Directive: Reproduce every item below word for word, omitting the pictures.
═══ Records for this task
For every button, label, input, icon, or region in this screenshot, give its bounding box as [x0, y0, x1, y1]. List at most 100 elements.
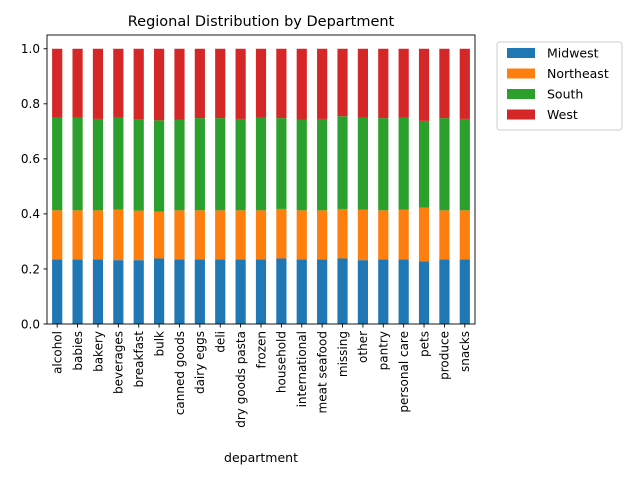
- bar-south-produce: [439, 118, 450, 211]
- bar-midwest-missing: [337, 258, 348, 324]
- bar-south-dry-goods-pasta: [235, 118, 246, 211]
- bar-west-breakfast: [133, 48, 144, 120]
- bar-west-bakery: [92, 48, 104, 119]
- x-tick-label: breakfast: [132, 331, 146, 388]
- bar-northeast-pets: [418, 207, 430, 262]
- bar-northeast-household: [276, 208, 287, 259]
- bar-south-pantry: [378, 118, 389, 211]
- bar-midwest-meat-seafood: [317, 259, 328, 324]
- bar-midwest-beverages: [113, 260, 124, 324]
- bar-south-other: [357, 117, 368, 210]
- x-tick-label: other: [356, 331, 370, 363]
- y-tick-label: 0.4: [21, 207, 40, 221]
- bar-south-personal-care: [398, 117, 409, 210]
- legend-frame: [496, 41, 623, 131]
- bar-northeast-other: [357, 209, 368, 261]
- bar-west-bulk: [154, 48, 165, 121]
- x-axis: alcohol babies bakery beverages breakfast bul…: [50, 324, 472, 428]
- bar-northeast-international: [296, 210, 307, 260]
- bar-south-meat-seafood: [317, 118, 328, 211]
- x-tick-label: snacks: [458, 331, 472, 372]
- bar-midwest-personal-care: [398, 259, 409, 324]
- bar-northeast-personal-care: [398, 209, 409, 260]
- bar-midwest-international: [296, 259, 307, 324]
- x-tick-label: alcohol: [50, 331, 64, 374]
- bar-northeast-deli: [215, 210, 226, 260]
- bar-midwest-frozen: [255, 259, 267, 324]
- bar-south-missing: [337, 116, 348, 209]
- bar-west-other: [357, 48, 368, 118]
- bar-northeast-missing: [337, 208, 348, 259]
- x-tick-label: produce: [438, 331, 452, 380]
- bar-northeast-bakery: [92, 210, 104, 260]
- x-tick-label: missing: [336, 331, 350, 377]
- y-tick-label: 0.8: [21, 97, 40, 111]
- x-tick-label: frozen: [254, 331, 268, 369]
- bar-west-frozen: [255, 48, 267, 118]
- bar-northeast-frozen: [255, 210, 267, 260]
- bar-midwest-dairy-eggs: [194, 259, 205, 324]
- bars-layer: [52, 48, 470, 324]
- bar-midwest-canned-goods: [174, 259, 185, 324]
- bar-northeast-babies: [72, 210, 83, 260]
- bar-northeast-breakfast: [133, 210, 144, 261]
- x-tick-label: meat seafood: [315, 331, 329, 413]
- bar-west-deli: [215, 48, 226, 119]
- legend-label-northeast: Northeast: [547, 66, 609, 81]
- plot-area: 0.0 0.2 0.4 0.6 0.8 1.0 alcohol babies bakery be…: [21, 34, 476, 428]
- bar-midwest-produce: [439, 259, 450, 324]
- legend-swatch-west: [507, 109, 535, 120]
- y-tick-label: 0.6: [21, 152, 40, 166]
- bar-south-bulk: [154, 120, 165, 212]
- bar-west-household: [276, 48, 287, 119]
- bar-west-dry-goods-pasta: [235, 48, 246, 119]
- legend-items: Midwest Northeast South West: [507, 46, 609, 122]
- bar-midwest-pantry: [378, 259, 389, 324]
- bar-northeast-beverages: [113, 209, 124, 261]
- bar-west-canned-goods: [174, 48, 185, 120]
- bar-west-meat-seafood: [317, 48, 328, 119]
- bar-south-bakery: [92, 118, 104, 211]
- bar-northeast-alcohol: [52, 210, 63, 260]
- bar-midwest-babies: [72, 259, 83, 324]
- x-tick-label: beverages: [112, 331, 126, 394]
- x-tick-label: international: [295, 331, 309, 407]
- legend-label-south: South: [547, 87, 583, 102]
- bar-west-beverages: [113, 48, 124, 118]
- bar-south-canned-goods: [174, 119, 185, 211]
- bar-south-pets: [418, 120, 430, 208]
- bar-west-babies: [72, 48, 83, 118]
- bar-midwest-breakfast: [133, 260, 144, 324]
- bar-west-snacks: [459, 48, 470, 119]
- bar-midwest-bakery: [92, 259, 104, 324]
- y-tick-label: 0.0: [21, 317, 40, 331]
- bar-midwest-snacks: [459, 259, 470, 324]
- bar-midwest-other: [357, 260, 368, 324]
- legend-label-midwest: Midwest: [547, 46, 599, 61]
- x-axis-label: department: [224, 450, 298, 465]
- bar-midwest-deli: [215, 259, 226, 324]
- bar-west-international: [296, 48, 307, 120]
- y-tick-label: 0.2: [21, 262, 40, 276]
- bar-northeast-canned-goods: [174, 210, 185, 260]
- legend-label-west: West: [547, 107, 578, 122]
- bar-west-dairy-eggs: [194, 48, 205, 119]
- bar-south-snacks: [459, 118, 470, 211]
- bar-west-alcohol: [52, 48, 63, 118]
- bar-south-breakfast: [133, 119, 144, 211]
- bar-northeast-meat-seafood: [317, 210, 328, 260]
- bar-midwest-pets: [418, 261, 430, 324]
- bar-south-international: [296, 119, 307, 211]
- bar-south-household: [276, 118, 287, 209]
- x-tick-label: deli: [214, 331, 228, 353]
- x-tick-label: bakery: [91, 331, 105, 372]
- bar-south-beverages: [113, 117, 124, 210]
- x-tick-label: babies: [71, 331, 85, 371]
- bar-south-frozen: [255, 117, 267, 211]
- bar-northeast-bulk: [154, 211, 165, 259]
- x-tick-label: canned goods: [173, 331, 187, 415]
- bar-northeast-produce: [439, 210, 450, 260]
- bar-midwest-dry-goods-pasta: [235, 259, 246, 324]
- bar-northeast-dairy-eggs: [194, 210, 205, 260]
══════
Task output:
For every button, label, input, icon, or region in this screenshot, give its bounding box as [x0, y0, x1, y1]. List at most 100 elements.
- bar-south-produce: [439, 118, 450, 211]
- bar-midwest-missing: [337, 258, 348, 324]
- bar-south-dry-goods-pasta: [235, 118, 246, 211]
- bar-west-breakfast: [133, 48, 144, 120]
- bar-west-bakery: [92, 48, 104, 119]
- x-tick-label: breakfast: [132, 331, 146, 388]
- bar-northeast-pets: [418, 207, 430, 262]
- bar-northeast-household: [276, 208, 287, 259]
- bar-south-pantry: [378, 118, 389, 211]
- bar-midwest-meat-seafood: [317, 259, 328, 324]
- bar-midwest-beverages: [113, 260, 124, 324]
- bar-south-other: [357, 117, 368, 210]
- x-tick-label: other: [356, 331, 370, 363]
- y-tick-label: 0.4: [21, 207, 40, 221]
- bar-south-personal-care: [398, 117, 409, 210]
- legend-frame: [496, 41, 623, 131]
- bar-northeast-other: [357, 209, 368, 261]
- bar-west-bulk: [154, 48, 165, 121]
- x-axis: alcohol babies bakery beverages breakfast bul…: [50, 324, 472, 428]
- bar-northeast-international: [296, 210, 307, 260]
- bar-south-meat-seafood: [317, 118, 328, 211]
- x-tick-label: snacks: [458, 331, 472, 372]
- bar-midwest-personal-care: [398, 259, 409, 324]
- bar-northeast-personal-care: [398, 209, 409, 260]
- bar-midwest-international: [296, 259, 307, 324]
- x-tick-label: alcohol: [50, 331, 64, 374]
- bar-northeast-deli: [215, 210, 226, 260]
- bar-midwest-frozen: [255, 259, 267, 324]
- bar-south-missing: [337, 116, 348, 209]
- bar-west-other: [357, 48, 368, 118]
- bar-northeast-missing: [337, 208, 348, 259]
- x-tick-label: produce: [438, 331, 452, 380]
- bar-northeast-bakery: [92, 210, 104, 260]
- x-tick-label: missing: [336, 331, 350, 377]
- y-tick-label: 0.8: [21, 97, 40, 111]
- x-tick-label: frozen: [254, 331, 268, 369]
- bar-west-frozen: [255, 48, 267, 118]
- bar-northeast-frozen: [255, 210, 267, 260]
- bar-midwest-dairy-eggs: [194, 259, 205, 324]
- bars-layer: [52, 48, 470, 324]
- bar-midwest-canned-goods: [174, 259, 185, 324]
- bar-northeast-babies: [72, 210, 83, 260]
- bar-northeast-breakfast: [133, 210, 144, 261]
- x-tick-label: meat seafood: [315, 331, 329, 413]
- bar-west-deli: [215, 48, 226, 119]
- legend-label-northeast: Northeast: [547, 66, 609, 81]
- plot-area: 0.0 0.2 0.4 0.6 0.8 1.0 alcohol babies bakery be…: [21, 34, 476, 428]
- bar-midwest-produce: [439, 259, 450, 324]
- legend-swatch-west: [507, 109, 535, 120]
- y-tick-label: 0.6: [21, 152, 40, 166]
- bar-south-bulk: [154, 120, 165, 212]
- bar-west-household: [276, 48, 287, 119]
- bar-west-dry-goods-pasta: [235, 48, 246, 119]
- legend-items: Midwest Northeast South West: [507, 46, 609, 122]
- bar-midwest-pantry: [378, 259, 389, 324]
- bar-northeast-beverages: [113, 209, 124, 261]
- bar-west-canned-goods: [174, 48, 185, 120]
- bar-west-meat-seafood: [317, 48, 328, 119]
- bar-south-bakery: [92, 118, 104, 211]
- bar-northeast-alcohol: [52, 210, 63, 260]
- bar-midwest-babies: [72, 259, 83, 324]
- x-tick-label: beverages: [112, 331, 126, 394]
- x-tick-label: international: [295, 331, 309, 407]
- legend-label-south: South: [547, 87, 583, 102]
- bar-west-beverages: [113, 48, 124, 118]
- bar-south-canned-goods: [174, 119, 185, 211]
- bar-south-pets: [418, 120, 430, 208]
- bar-west-babies: [72, 48, 83, 118]
- bar-midwest-breakfast: [133, 260, 144, 324]
- bar-west-snacks: [459, 48, 470, 119]
- bar-midwest-bakery: [92, 259, 104, 324]
- y-tick-label: 0.0: [21, 317, 40, 331]
- bar-midwest-snacks: [459, 259, 470, 324]
- bar-midwest-other: [357, 260, 368, 324]
- legend-label-midwest: Midwest: [547, 46, 599, 61]
- x-axis-label: department: [224, 450, 298, 465]
- bar-midwest-deli: [215, 259, 226, 324]
- bar-west-international: [296, 48, 307, 120]
- y-tick-label: 0.2: [21, 262, 40, 276]
- bar-northeast-canned-goods: [174, 210, 185, 260]
- legend-label-west: West: [547, 107, 578, 122]
- bar-west-dairy-eggs: [194, 48, 205, 119]
- bar-south-snacks: [459, 118, 470, 211]
- bar-west-alcohol: [52, 48, 63, 118]
- bar-south-breakfast: [133, 119, 144, 211]
- bar-northeast-meat-seafood: [317, 210, 328, 260]
- bar-midwest-pets: [418, 261, 430, 324]
- bar-south-international: [296, 119, 307, 211]
- bar-south-household: [276, 118, 287, 209]
- x-tick-label: deli: [214, 331, 228, 353]
- x-tick-label: bakery: [91, 331, 105, 372]
- bar-south-beverages: [113, 117, 124, 210]
- x-tick-label: babies: [71, 331, 85, 371]
- bar-south-frozen: [255, 117, 267, 211]
- bar-northeast-bulk: [154, 211, 165, 259]
- x-tick-label: canned goods: [173, 331, 187, 415]
- bar-northeast-produce: [439, 210, 450, 260]
- bar-midwest-dry-goods-pasta: [235, 259, 246, 324]
- bar-northeast-dairy-eggs: [194, 210, 205, 260]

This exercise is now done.